PROBLEM DETAILS: Drop all images and give the records again exactly.

SOURCE RECORDS:

━━━━━━━━━━━━━━━━━━━━━━━━━━━━━━

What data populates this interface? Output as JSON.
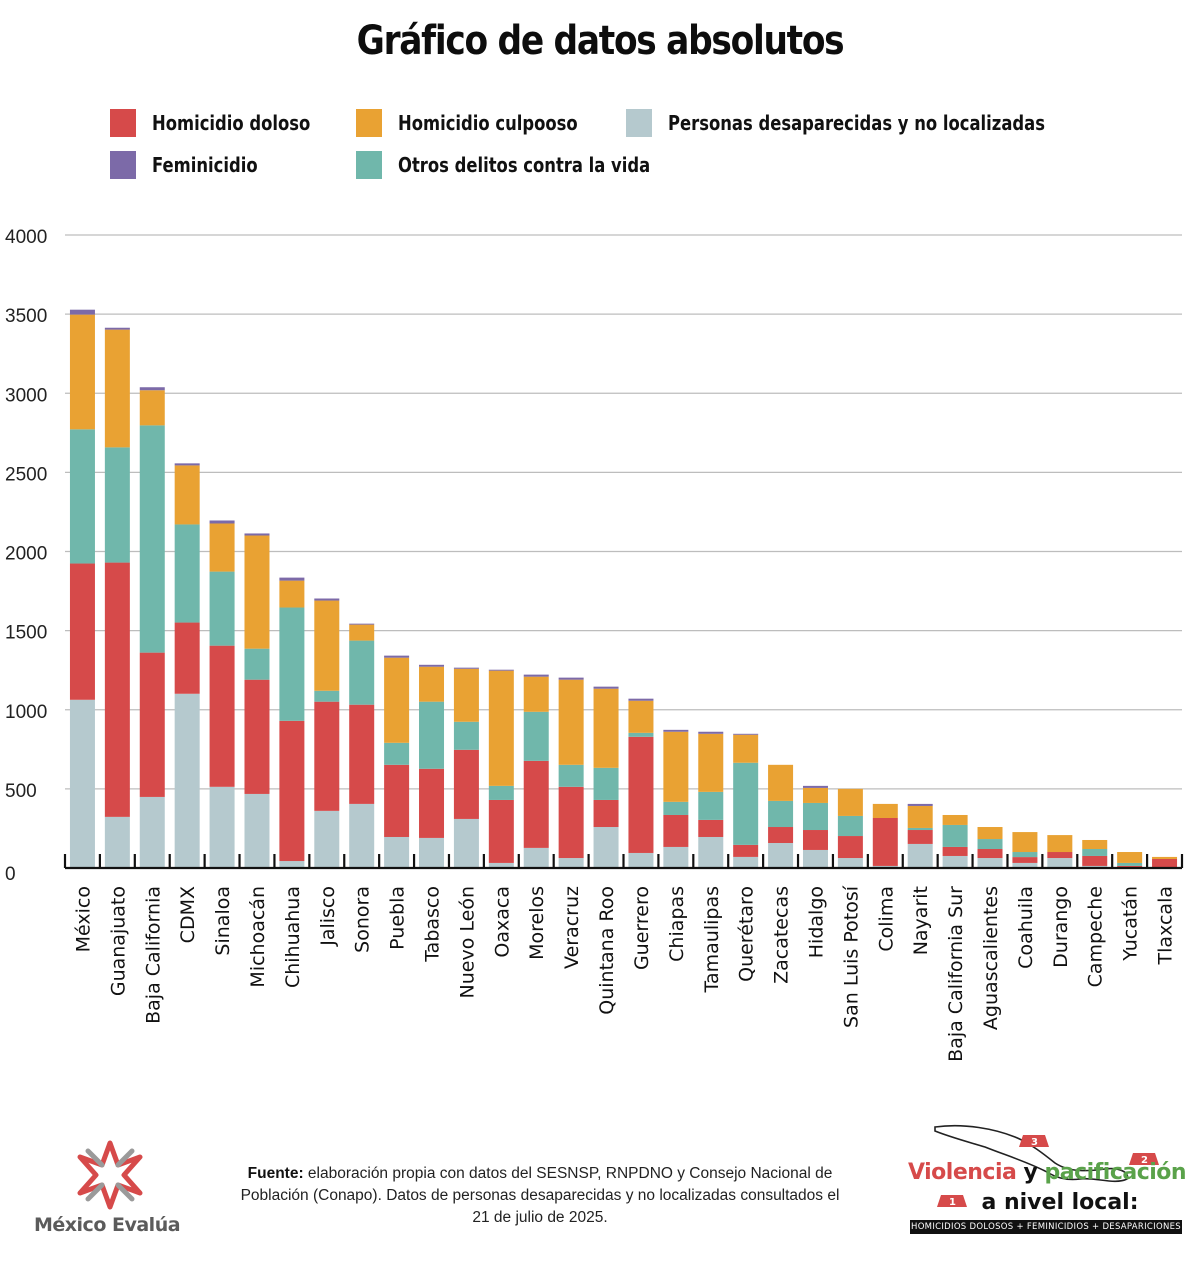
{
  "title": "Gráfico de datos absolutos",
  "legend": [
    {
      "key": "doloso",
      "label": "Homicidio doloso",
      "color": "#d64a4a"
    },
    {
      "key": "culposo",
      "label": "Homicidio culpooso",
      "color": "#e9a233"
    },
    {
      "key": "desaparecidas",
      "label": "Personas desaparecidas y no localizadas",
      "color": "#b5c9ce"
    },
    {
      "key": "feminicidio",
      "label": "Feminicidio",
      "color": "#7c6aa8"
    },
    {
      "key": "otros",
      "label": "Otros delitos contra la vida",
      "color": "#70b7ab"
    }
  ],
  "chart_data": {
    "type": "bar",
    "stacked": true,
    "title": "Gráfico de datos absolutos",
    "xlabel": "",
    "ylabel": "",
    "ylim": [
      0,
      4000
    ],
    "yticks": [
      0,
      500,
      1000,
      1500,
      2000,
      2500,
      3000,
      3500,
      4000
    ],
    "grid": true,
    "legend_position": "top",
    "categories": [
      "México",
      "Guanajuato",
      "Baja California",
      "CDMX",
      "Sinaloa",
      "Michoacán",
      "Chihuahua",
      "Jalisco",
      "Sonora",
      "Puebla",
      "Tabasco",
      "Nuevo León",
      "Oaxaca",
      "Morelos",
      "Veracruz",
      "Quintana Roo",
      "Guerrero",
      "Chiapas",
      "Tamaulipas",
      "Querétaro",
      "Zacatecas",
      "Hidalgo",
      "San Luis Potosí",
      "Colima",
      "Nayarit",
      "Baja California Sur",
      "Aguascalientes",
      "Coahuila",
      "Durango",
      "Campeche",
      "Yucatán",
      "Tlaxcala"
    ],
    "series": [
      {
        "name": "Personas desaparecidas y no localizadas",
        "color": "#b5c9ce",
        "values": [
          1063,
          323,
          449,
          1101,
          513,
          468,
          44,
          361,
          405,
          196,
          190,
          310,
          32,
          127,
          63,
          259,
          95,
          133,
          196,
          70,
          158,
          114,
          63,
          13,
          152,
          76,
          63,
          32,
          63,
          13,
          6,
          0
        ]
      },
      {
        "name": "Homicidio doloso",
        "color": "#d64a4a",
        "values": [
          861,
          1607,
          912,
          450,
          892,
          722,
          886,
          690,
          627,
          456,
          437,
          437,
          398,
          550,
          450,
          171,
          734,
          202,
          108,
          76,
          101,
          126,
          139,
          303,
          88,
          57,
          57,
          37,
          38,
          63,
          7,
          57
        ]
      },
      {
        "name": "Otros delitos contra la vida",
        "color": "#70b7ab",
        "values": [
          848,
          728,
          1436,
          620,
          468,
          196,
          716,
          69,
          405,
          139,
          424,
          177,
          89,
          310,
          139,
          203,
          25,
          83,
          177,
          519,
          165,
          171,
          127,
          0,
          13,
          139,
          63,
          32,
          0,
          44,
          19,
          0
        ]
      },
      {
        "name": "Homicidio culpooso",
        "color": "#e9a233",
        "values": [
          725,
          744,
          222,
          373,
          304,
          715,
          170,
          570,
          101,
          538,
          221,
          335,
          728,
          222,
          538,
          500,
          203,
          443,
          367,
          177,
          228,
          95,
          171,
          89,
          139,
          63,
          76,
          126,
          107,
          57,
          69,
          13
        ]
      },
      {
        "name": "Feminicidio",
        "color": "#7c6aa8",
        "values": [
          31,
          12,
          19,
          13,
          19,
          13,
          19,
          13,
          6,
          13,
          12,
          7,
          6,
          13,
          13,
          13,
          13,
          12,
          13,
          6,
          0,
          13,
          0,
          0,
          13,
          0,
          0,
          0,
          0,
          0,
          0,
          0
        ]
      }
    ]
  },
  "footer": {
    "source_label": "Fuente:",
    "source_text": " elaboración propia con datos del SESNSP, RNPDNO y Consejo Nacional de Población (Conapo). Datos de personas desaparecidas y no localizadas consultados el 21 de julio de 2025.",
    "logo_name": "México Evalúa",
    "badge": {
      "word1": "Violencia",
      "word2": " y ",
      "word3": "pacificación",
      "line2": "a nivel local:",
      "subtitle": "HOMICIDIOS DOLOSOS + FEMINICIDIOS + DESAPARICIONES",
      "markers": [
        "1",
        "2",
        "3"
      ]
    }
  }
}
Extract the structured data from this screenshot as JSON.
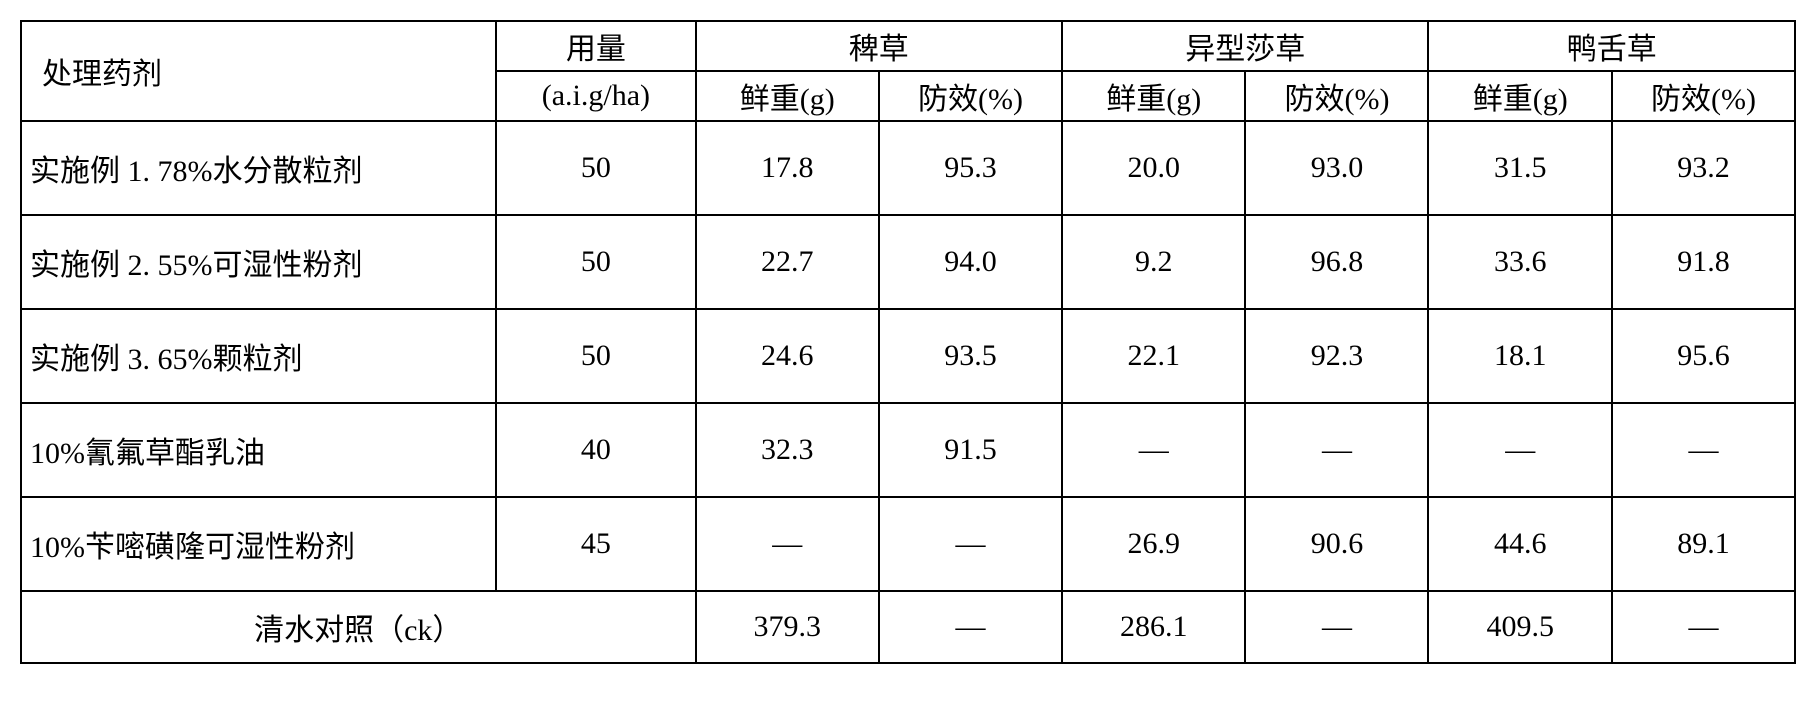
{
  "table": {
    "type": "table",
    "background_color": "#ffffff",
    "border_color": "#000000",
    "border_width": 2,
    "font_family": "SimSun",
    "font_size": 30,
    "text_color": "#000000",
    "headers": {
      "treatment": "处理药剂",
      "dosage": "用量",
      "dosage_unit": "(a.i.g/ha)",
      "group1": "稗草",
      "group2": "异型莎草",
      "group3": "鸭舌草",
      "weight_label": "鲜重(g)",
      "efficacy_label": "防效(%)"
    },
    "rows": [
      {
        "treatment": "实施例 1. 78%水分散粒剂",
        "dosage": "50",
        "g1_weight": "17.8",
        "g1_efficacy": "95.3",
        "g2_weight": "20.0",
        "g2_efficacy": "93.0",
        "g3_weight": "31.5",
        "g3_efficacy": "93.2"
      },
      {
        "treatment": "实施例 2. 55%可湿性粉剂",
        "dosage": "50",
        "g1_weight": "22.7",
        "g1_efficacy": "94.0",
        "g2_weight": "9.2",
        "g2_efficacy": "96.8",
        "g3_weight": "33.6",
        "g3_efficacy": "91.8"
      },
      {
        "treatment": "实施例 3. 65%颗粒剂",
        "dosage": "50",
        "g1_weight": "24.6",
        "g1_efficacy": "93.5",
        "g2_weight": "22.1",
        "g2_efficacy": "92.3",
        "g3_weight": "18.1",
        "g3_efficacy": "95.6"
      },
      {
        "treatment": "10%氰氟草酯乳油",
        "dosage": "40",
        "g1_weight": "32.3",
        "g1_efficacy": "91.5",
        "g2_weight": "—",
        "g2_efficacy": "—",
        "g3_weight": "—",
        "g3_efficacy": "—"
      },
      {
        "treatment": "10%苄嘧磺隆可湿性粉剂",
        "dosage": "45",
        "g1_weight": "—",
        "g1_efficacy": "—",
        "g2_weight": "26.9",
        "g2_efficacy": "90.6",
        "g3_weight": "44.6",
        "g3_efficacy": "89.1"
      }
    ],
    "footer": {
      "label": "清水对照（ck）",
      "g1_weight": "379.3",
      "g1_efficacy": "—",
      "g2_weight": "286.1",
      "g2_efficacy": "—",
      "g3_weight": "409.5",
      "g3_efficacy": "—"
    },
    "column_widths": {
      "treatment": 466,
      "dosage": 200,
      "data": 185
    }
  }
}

━━━━━━━━━━━━━━━━━━━━━━━━━━━━━━

EXERCISE OUTPUT:
What data populates this interface? Output as JSON.
{
  "title": "Gráfico de datos absolutos",
  "legend": [
    {
      "key": "doloso",
      "label": "Homicidio doloso",
      "color": "#d64a4a"
    },
    {
      "key": "culposo",
      "label": "Homicidio culpooso",
      "color": "#e9a233"
    },
    {
      "key": "desaparecidas",
      "label": "Personas desaparecidas y no localizadas",
      "color": "#b5c9ce"
    },
    {
      "key": "feminicidio",
      "label": "Feminicidio",
      "color": "#7c6aa8"
    },
    {
      "key": "otros",
      "label": "Otros delitos contra la vida",
      "color": "#70b7ab"
    }
  ],
  "chart_data": {
    "type": "bar",
    "stacked": true,
    "title": "Gráfico de datos absolutos",
    "xlabel": "",
    "ylabel": "",
    "ylim": [
      0,
      4000
    ],
    "yticks": [
      0,
      500,
      1000,
      1500,
      2000,
      2500,
      3000,
      3500,
      4000
    ],
    "grid": true,
    "legend_position": "top",
    "categories": [
      "México",
      "Guanajuato",
      "Baja California",
      "CDMX",
      "Sinaloa",
      "Michoacán",
      "Chihuahua",
      "Jalisco",
      "Sonora",
      "Puebla",
      "Tabasco",
      "Nuevo León",
      "Oaxaca",
      "Morelos",
      "Veracruz",
      "Quintana Roo",
      "Guerrero",
      "Chiapas",
      "Tamaulipas",
      "Querétaro",
      "Zacatecas",
      "Hidalgo",
      "San Luis Potosí",
      "Colima",
      "Nayarit",
      "Baja California Sur",
      "Aguascalientes",
      "Coahuila",
      "Durango",
      "Campeche",
      "Yucatán",
      "Tlaxcala"
    ],
    "series": [
      {
        "name": "Personas desaparecidas y no localizadas",
        "color": "#b5c9ce",
        "values": [
          1063,
          323,
          449,
          1101,
          513,
          468,
          44,
          361,
          405,
          196,
          190,
          310,
          32,
          127,
          63,
          259,
          95,
          133,
          196,
          70,
          158,
          114,
          63,
          13,
          152,
          76,
          63,
          32,
          63,
          13,
          6,
          0
        ]
      },
      {
        "name": "Homicidio doloso",
        "color": "#d64a4a",
        "values": [
          861,
          1607,
          912,
          450,
          892,
          722,
          886,
          690,
          627,
          456,
          437,
          437,
          398,
          550,
          450,
          171,
          734,
          202,
          108,
          76,
          101,
          126,
          139,
          303,
          88,
          57,
          57,
          37,
          38,
          63,
          7,
          57
        ]
      },
      {
        "name": "Otros delitos contra la vida",
        "color": "#70b7ab",
        "values": [
          848,
          728,
          1436,
          620,
          468,
          196,
          716,
          69,
          405,
          139,
          424,
          177,
          89,
          310,
          139,
          203,
          25,
          83,
          177,
          519,
          165,
          171,
          127,
          0,
          13,
          139,
          63,
          32,
          0,
          44,
          19,
          0
        ]
      },
      {
        "name": "Homicidio culpooso",
        "color": "#e9a233",
        "values": [
          725,
          744,
          222,
          373,
          304,
          715,
          170,
          570,
          101,
          538,
          221,
          335,
          728,
          222,
          538,
          500,
          203,
          443,
          367,
          177,
          228,
          95,
          171,
          89,
          139,
          63,
          76,
          126,
          107,
          57,
          69,
          13
        ]
      },
      {
        "name": "Feminicidio",
        "color": "#7c6aa8",
        "values": [
          31,
          12,
          19,
          13,
          19,
          13,
          19,
          13,
          6,
          13,
          12,
          7,
          6,
          13,
          13,
          13,
          13,
          12,
          13,
          6,
          0,
          13,
          0,
          0,
          13,
          0,
          0,
          0,
          0,
          0,
          0,
          0
        ]
      }
    ]
  },
  "footer": {
    "source_label": "Fuente:",
    "source_text": " elaboración propia con datos del SESNSP, RNPDNO y Consejo Nacional de Población (Conapo). Datos de personas desaparecidas y no localizadas consultados el 21 de julio de 2025.",
    "logo_name": "México Evalúa",
    "badge": {
      "word1": "Violencia",
      "word2": " y ",
      "word3": "pacificación",
      "line2": "a nivel local:",
      "subtitle": "HOMICIDIOS DOLOSOS + FEMINICIDIOS + DESAPARICIONES",
      "markers": [
        "1",
        "2",
        "3"
      ]
    }
  }
}
Extract the structured data from this screenshot as JSON.
{
  "table": {
    "type": "table",
    "background_color": "#ffffff",
    "border_color": "#000000",
    "border_width": 2,
    "font_family": "SimSun",
    "font_size": 30,
    "text_color": "#000000",
    "headers": {
      "treatment": "处理药剂",
      "dosage": "用量",
      "dosage_unit": "(a.i.g/ha)",
      "group1": "稗草",
      "group2": "异型莎草",
      "group3": "鸭舌草",
      "weight_label": "鲜重(g)",
      "efficacy_label": "防效(%)"
    },
    "rows": [
      {
        "treatment": "实施例 1. 78%水分散粒剂",
        "dosage": "50",
        "g1_weight": "17.8",
        "g1_efficacy": "95.3",
        "g2_weight": "20.0",
        "g2_efficacy": "93.0",
        "g3_weight": "31.5",
        "g3_efficacy": "93.2"
      },
      {
        "treatment": "实施例 2. 55%可湿性粉剂",
        "dosage": "50",
        "g1_weight": "22.7",
        "g1_efficacy": "94.0",
        "g2_weight": "9.2",
        "g2_efficacy": "96.8",
        "g3_weight": "33.6",
        "g3_efficacy": "91.8"
      },
      {
        "treatment": "实施例 3. 65%颗粒剂",
        "dosage": "50",
        "g1_weight": "24.6",
        "g1_efficacy": "93.5",
        "g2_weight": "22.1",
        "g2_efficacy": "92.3",
        "g3_weight": "18.1",
        "g3_efficacy": "95.6"
      },
      {
        "treatment": "10%氰氟草酯乳油",
        "dosage": "40",
        "g1_weight": "32.3",
        "g1_efficacy": "91.5",
        "g2_weight": "—",
        "g2_efficacy": "—",
        "g3_weight": "—",
        "g3_efficacy": "—"
      },
      {
        "treatment": "10%苄嘧磺隆可湿性粉剂",
        "dosage": "45",
        "g1_weight": "—",
        "g1_efficacy": "—",
        "g2_weight": "26.9",
        "g2_efficacy": "90.6",
        "g3_weight": "44.6",
        "g3_efficacy": "89.1"
      }
    ],
    "footer": {
      "label": "清水对照（ck）",
      "g1_weight": "379.3",
      "g1_efficacy": "—",
      "g2_weight": "286.1",
      "g2_efficacy": "—",
      "g3_weight": "409.5",
      "g3_efficacy": "—"
    },
    "column_widths": {
      "treatment": 466,
      "dosage": 200,
      "data": 185
    }
  }
}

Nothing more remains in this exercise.